* **Data extract**
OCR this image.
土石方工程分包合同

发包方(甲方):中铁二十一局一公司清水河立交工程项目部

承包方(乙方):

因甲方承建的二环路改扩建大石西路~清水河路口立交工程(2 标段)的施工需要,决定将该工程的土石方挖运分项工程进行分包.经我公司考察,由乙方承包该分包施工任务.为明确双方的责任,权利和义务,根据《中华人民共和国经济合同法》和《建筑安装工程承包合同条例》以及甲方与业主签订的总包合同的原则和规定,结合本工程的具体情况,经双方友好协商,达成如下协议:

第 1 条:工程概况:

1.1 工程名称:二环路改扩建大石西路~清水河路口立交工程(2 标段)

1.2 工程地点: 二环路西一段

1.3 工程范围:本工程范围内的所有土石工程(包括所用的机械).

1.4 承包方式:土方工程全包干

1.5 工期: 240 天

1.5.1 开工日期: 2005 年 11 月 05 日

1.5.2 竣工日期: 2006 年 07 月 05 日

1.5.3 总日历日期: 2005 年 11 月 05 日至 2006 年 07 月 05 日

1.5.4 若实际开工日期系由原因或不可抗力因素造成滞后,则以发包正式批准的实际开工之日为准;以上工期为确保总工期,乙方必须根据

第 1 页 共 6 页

* **Given request**
From the entries above, collect every line with the string "清水河路口立交工程" in it.

* **Solution for this problem**
因甲方承建的二环路改扩建大石西路~清水河路口立交工程(2 标段)的施工需要,决定将该工程的土石方挖运分项工程进行分包.经我公司考察,由乙方承包该分包施工任务.为明确双方的责任,权利和义务,根据《中华人民共和国经济合同法》和《建筑安装工程承包合同条例》以及甲方与业主签订的总包合同的原则和规定,结合本工程的具体情况,经双方友好协商,达成如下协议:
1.1 工程名称:二环路改扩建大石西路~清水河路口立交工程(2 标段)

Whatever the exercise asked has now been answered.